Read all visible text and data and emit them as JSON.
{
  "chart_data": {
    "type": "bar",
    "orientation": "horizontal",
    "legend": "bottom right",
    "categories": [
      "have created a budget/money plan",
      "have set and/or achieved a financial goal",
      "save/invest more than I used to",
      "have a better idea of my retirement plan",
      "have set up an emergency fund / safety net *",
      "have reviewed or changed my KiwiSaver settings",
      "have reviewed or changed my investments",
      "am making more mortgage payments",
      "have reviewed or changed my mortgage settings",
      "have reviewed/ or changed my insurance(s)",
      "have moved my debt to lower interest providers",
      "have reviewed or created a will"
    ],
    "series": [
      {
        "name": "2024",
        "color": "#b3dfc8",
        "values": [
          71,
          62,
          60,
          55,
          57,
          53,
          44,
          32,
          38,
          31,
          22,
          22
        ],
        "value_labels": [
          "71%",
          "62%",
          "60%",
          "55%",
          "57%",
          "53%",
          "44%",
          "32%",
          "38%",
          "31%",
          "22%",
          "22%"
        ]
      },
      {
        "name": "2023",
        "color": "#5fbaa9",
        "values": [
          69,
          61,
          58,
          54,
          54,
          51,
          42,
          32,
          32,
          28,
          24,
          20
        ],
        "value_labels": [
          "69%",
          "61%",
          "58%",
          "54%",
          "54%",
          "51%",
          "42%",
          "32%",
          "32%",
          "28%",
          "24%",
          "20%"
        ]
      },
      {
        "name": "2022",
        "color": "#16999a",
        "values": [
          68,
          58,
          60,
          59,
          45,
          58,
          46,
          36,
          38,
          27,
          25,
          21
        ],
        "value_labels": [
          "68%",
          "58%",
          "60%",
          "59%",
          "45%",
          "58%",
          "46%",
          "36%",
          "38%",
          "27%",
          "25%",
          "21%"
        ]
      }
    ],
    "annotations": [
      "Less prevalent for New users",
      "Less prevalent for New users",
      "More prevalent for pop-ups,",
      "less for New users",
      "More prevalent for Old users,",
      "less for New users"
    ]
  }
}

________________________________________

Copy all the records above precisely.

Full response –
Read all visible text and data and emit them as JSON.
{
  "chart_data": {
    "type": "bar",
    "orientation": "horizontal",
    "legend": "bottom right",
    "categories": [
      "have created a budget/money plan",
      "have set and/or achieved a financial goal",
      "save/invest more than I used to",
      "have a better idea of my retirement plan",
      "have set up an emergency fund / safety net *",
      "have reviewed or changed my KiwiSaver settings",
      "have reviewed or changed my investments",
      "am making more mortgage payments",
      "have reviewed or changed my mortgage settings",
      "have reviewed/ or changed my insurance(s)",
      "have moved my debt to lower interest providers",
      "have reviewed or created a will"
    ],
    "series": [
      {
        "name": "2024",
        "color": "#b3dfc8",
        "values": [
          71,
          62,
          60,
          55,
          57,
          53,
          44,
          32,
          38,
          31,
          22,
          22
        ],
        "value_labels": [
          "71%",
          "62%",
          "60%",
          "55%",
          "57%",
          "53%",
          "44%",
          "32%",
          "38%",
          "31%",
          "22%",
          "22%"
        ]
      },
      {
        "name": "2023",
        "color": "#5fbaa9",
        "values": [
          69,
          61,
          58,
          54,
          54,
          51,
          42,
          32,
          32,
          28,
          24,
          20
        ],
        "value_labels": [
          "69%",
          "61%",
          "58%",
          "54%",
          "54%",
          "51%",
          "42%",
          "32%",
          "32%",
          "28%",
          "24%",
          "20%"
        ]
      },
      {
        "name": "2022",
        "color": "#16999a",
        "values": [
          68,
          58,
          60,
          59,
          45,
          58,
          46,
          36,
          38,
          27,
          25,
          21
        ],
        "value_labels": [
          "68%",
          "58%",
          "60%",
          "59%",
          "45%",
          "58%",
          "46%",
          "36%",
          "38%",
          "27%",
          "25%",
          "21%"
        ]
      }
    ],
    "annotations": [
      "Less prevalent for New users",
      "Less prevalent for New users",
      "More prevalent for pop-ups,",
      "less for New users",
      "More prevalent for Old users,",
      "less for New users"
    ]
  }
}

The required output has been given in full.